Data extracted from a collection

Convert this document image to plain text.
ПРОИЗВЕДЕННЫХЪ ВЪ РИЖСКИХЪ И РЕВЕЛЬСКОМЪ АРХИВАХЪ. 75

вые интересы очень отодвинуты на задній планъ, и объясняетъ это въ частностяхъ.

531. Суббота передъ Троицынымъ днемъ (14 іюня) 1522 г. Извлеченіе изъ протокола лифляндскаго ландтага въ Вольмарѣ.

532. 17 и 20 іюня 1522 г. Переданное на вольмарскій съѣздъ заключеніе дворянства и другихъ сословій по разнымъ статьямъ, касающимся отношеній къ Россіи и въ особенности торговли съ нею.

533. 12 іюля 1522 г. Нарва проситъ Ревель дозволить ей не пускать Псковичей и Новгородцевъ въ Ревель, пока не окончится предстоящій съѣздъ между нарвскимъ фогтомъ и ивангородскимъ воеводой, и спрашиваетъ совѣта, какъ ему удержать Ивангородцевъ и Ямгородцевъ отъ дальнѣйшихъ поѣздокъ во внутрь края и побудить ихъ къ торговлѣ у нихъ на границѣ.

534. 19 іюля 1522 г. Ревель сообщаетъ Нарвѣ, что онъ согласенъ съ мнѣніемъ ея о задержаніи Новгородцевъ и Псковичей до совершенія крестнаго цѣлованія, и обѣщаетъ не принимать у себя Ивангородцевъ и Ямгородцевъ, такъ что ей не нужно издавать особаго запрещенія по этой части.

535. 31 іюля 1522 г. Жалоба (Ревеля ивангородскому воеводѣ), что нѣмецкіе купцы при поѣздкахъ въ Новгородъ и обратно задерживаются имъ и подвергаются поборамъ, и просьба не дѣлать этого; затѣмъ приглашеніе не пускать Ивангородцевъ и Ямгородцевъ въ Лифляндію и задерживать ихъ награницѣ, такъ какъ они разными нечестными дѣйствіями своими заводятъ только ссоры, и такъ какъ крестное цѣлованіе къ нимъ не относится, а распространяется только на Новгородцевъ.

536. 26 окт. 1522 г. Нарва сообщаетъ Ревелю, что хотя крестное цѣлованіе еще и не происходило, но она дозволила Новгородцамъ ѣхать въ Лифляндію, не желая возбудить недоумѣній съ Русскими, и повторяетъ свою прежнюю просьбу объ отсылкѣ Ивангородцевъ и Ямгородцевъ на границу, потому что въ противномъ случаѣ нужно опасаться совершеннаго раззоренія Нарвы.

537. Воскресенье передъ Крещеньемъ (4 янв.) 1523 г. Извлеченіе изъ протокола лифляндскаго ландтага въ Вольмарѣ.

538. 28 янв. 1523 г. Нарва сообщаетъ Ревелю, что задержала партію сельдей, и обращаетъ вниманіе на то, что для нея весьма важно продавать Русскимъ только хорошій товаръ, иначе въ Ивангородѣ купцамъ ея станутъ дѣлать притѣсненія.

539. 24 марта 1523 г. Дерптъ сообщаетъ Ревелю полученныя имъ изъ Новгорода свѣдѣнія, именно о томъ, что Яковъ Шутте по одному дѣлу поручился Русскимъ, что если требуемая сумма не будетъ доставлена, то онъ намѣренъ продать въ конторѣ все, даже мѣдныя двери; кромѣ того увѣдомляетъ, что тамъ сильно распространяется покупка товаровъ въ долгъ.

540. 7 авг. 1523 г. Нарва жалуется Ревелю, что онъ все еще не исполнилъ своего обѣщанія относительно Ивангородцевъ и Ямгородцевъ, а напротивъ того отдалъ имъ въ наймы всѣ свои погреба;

Goal:
Find the word "съѣздъ" in the data and show each line that holds it.

Answer to the exercise:
532. 17 и 20 іюня 1522 г. Переданное на вольмарскій съѣздъ заключеніе дворянства и другихъ сословій по разнымъ статьямъ, касающимся отношеній къ Россіи и въ особенности торговли съ нею.
533. 12 іюля 1522 г. Нарва проситъ Ревель дозволить ей не пускать Псковичей и Новгородцевъ въ Ревель, пока не окончится предстоящій съѣздъ между нарвскимъ фогтомъ и ивангородскимъ воеводой, и спрашиваетъ совѣта, какъ ему удержать Ивангородцевъ и Ямгородцевъ отъ дальнѣйшихъ поѣздокъ во внутрь края и побудить ихъ къ торговлѣ у нихъ на границѣ.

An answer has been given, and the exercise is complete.